§ **Data**:
────────────────────────────────────────
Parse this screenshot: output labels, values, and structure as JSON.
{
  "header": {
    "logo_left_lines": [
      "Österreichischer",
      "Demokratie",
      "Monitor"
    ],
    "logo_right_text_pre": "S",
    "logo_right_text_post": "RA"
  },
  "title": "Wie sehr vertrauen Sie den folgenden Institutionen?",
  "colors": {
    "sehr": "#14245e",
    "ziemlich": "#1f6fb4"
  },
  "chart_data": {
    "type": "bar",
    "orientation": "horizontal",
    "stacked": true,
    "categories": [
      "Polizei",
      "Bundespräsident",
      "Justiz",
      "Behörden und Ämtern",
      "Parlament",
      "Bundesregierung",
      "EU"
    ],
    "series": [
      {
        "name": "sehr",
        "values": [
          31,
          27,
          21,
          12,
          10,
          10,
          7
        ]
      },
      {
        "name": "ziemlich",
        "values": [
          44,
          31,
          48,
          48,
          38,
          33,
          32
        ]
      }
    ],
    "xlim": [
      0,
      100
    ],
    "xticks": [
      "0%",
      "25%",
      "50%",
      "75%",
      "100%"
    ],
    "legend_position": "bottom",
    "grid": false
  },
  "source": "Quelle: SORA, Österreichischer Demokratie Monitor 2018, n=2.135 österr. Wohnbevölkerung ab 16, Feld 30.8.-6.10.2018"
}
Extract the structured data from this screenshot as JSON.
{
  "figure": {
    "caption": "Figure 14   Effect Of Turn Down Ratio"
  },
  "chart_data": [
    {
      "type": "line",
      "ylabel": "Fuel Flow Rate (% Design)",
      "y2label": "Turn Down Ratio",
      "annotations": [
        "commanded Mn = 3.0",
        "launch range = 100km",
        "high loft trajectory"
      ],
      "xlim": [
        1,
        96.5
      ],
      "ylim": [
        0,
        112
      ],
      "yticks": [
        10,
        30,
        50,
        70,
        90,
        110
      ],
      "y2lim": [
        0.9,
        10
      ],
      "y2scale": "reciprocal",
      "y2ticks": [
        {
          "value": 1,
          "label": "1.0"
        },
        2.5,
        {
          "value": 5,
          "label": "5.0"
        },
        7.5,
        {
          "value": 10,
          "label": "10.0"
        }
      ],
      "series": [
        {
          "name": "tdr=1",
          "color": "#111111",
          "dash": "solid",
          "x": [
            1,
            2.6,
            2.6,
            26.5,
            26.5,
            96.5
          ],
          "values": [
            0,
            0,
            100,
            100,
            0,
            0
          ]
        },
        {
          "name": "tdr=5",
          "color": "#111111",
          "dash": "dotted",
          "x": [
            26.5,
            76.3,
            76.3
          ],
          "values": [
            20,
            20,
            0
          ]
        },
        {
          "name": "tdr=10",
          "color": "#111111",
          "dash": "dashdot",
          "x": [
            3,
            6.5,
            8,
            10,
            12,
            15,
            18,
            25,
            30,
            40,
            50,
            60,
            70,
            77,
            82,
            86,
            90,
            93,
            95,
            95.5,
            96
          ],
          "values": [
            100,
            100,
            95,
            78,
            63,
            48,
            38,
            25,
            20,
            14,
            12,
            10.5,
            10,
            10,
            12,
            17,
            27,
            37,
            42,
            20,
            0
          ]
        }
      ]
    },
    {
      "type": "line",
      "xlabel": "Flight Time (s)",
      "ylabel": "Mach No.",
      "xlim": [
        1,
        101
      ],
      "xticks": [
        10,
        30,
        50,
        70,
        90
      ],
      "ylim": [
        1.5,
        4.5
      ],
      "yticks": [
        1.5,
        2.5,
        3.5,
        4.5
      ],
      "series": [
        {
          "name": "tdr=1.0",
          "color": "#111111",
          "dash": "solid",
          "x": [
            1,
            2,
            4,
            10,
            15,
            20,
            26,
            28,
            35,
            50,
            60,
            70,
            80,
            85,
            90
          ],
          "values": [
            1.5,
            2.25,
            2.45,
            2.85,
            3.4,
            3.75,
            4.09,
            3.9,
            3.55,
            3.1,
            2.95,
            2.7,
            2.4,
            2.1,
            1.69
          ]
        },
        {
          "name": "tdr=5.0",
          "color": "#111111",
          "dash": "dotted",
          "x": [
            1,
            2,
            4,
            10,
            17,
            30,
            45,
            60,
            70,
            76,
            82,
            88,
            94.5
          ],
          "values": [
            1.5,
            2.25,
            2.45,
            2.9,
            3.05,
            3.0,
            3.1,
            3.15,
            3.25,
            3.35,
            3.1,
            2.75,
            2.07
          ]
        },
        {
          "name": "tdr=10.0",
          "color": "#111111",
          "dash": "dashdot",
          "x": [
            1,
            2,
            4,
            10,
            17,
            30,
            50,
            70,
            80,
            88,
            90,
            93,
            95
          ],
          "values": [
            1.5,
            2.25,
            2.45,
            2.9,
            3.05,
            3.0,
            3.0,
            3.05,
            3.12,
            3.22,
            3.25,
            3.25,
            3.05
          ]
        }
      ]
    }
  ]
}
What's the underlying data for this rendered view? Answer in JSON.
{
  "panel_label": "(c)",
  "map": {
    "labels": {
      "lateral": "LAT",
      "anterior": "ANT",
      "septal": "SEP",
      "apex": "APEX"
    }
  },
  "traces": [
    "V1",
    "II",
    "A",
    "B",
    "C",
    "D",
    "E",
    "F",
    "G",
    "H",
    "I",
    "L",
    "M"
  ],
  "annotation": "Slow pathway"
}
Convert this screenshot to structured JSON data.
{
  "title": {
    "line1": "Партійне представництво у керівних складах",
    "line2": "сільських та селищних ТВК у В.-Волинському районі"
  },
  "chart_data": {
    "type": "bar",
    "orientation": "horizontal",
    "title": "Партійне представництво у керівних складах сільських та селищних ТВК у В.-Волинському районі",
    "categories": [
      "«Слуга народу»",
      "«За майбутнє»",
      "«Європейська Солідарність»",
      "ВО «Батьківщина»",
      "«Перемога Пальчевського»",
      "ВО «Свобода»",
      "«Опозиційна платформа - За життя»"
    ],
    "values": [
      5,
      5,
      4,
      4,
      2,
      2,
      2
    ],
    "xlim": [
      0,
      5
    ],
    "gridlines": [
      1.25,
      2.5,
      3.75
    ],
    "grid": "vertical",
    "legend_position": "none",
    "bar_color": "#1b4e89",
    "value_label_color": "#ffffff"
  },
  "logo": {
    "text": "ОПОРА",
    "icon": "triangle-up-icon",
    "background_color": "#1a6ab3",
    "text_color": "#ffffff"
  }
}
────────────────────────────────────────
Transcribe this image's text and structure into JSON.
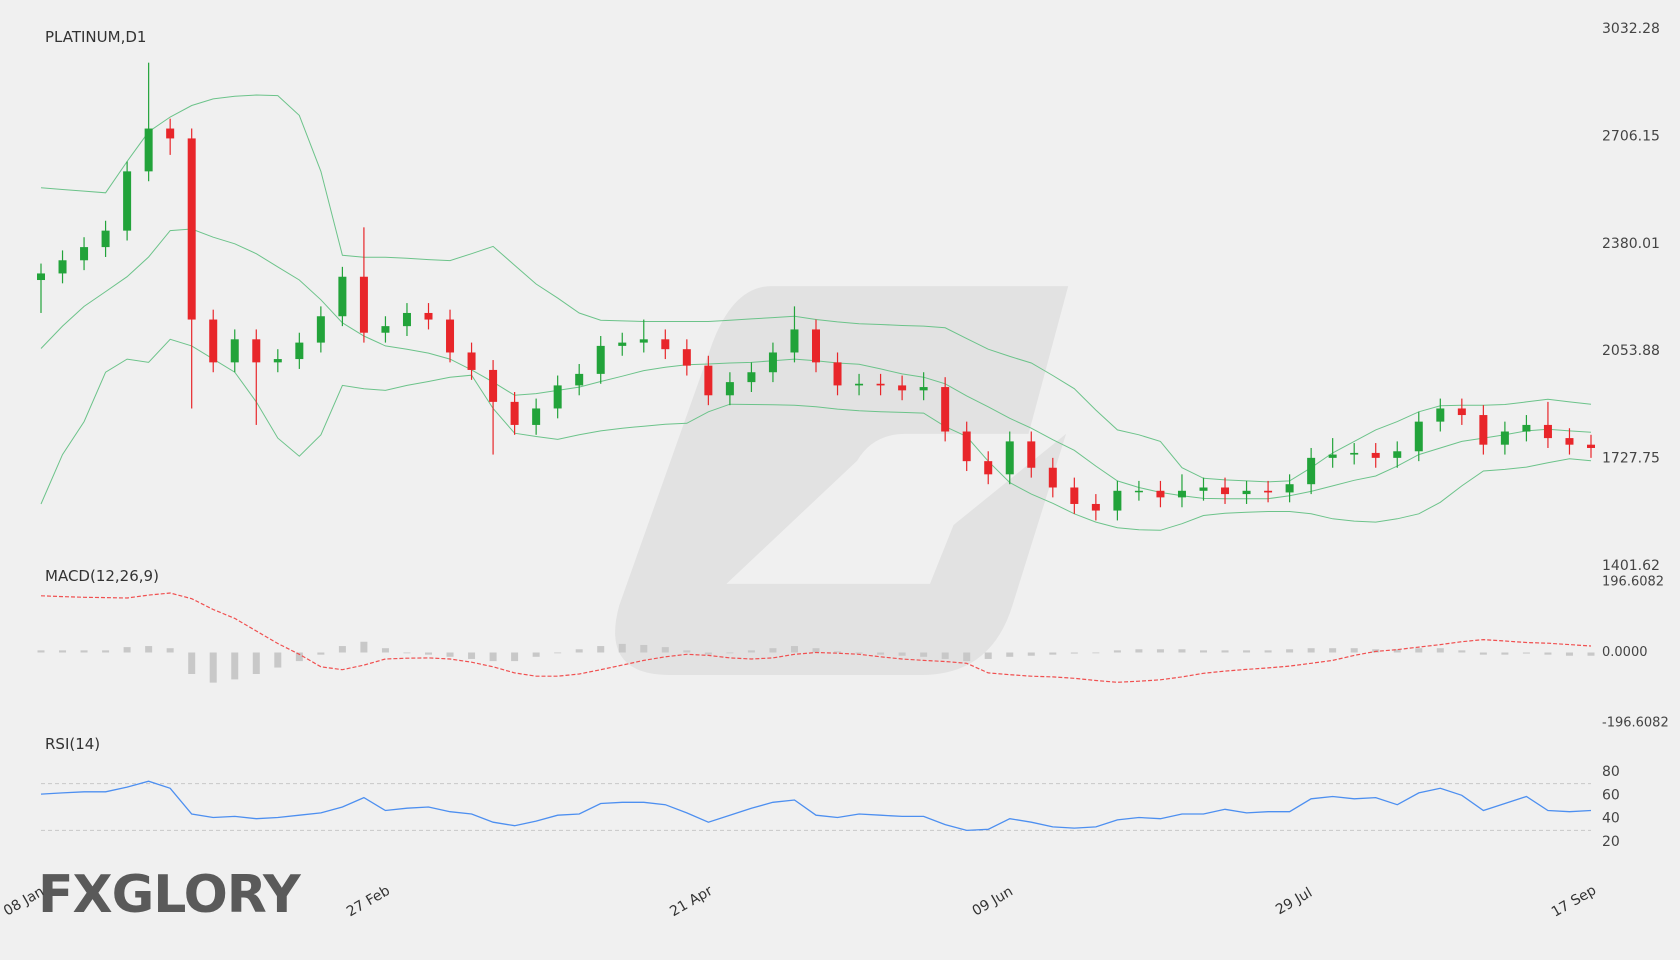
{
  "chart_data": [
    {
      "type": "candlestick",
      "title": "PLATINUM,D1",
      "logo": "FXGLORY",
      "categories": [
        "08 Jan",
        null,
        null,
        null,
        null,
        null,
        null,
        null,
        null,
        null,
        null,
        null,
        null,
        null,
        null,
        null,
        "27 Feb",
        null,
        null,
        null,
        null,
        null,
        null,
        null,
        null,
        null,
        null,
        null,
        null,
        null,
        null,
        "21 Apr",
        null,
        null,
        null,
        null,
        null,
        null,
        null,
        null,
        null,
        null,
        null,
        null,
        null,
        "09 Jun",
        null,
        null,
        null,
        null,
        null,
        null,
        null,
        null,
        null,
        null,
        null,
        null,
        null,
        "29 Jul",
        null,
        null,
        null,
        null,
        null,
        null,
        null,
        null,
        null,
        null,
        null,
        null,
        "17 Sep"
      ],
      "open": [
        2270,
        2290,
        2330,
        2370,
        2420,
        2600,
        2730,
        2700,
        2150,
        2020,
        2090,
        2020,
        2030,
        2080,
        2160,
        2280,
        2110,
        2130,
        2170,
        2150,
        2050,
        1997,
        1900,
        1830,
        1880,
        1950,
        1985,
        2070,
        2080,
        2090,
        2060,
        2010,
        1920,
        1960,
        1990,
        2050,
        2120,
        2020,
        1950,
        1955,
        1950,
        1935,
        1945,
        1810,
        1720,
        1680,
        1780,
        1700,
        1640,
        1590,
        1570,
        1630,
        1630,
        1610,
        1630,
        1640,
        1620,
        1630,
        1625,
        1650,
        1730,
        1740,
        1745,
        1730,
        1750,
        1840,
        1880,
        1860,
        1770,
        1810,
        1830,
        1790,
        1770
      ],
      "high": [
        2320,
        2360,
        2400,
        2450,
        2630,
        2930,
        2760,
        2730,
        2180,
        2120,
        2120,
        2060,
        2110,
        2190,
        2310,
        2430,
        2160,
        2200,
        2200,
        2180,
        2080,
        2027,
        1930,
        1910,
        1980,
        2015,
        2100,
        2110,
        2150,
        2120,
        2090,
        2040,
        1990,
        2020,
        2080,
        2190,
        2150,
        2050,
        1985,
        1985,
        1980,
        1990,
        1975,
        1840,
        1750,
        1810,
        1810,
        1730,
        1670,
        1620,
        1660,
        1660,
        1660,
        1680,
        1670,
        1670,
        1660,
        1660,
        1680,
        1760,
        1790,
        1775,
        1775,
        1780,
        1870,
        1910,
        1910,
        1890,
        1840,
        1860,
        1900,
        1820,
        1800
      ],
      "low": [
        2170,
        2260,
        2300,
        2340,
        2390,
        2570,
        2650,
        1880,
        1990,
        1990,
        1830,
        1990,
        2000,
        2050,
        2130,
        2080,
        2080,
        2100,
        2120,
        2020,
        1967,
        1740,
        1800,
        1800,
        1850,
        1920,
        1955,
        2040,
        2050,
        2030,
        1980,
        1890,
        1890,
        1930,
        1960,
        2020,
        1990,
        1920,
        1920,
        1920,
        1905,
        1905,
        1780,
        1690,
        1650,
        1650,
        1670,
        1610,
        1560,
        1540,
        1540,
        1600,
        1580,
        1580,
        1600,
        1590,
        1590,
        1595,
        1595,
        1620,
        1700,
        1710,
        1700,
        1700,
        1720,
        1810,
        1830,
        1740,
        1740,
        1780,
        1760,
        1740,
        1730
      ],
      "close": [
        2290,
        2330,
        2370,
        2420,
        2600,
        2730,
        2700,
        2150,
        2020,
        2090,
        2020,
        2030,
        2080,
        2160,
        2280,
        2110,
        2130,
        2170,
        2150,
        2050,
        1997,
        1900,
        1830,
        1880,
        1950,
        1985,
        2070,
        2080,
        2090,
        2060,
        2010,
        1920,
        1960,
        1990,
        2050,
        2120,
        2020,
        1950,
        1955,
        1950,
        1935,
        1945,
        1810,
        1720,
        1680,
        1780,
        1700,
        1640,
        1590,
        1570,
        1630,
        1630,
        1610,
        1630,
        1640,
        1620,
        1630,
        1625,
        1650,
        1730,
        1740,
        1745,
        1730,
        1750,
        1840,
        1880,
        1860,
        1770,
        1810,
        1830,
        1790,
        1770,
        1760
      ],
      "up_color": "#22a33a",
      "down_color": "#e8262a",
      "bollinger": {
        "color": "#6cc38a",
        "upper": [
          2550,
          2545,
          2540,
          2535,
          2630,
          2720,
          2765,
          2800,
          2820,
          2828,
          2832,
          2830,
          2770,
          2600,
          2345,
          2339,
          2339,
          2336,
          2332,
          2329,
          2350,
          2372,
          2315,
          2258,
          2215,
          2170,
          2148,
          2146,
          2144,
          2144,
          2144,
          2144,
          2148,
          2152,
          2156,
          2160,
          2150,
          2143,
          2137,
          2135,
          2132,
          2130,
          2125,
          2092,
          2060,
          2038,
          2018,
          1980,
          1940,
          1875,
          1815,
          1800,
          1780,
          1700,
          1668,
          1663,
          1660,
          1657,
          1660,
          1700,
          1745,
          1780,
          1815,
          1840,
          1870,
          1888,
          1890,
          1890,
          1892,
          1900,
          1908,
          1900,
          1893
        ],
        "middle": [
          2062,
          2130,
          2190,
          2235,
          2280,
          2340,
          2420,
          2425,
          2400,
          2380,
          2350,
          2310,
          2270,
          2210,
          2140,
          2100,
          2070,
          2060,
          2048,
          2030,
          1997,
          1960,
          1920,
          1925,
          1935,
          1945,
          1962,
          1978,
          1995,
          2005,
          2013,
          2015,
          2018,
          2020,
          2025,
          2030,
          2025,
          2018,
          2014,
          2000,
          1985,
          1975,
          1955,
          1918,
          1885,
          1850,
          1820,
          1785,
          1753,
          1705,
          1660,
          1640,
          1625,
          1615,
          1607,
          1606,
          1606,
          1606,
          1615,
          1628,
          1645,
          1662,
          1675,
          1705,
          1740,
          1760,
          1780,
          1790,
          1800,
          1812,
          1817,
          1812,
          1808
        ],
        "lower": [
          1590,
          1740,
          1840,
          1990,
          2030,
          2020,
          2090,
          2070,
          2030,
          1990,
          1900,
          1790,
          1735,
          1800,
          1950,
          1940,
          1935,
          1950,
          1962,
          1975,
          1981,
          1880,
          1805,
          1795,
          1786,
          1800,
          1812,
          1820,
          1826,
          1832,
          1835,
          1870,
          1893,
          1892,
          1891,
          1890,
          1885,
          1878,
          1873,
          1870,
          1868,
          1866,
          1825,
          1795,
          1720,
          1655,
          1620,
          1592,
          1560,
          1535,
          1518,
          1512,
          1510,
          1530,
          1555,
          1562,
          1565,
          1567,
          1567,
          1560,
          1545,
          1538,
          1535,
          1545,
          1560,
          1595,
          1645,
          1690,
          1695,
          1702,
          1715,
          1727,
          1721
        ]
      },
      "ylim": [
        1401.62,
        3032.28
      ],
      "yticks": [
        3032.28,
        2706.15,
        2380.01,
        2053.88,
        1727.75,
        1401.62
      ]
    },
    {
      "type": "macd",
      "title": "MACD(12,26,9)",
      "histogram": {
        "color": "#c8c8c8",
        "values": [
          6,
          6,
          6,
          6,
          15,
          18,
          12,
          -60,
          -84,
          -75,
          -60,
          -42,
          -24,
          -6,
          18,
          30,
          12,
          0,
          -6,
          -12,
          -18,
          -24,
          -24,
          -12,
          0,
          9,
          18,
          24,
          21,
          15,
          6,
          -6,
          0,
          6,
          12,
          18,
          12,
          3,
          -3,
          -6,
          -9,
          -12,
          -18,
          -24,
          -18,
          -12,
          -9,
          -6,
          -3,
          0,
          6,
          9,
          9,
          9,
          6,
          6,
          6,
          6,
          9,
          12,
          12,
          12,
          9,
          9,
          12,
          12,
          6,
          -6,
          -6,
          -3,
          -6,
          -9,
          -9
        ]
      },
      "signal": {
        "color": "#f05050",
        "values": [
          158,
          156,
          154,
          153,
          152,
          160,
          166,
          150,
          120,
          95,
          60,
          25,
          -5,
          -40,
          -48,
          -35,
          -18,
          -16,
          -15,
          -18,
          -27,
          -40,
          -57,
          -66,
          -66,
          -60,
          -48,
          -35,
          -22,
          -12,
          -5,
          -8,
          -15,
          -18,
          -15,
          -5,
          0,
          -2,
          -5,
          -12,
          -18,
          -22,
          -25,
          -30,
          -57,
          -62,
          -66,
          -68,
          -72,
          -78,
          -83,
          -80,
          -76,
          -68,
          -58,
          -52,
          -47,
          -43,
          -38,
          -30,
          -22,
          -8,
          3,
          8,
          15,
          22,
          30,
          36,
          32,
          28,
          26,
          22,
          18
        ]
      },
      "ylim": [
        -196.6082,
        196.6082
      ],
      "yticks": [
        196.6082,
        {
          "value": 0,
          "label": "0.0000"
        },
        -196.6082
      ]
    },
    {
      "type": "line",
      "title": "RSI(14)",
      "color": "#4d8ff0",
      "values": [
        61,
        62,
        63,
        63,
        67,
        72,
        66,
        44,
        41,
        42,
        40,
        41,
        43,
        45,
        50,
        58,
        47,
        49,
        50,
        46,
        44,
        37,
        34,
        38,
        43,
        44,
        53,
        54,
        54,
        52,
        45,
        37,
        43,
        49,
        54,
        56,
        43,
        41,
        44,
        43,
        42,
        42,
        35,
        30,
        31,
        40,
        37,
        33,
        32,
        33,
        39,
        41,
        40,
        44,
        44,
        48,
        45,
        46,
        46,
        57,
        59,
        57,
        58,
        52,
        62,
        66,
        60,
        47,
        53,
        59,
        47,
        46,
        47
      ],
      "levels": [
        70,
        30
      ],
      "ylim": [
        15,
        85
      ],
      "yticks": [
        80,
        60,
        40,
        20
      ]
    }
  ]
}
────────────────────────────────────────
§ **Exercise task**:
Scan the listing above and identify each line holding the string "Волинському"; copy every such line.

§ **Task result**:
    "line2": "сільських та селищних ТВК у В.-Волинському районі"
    "title": "Партійне представництво у керівних складах сільських та селищних ТВК у В.-Волинському районі",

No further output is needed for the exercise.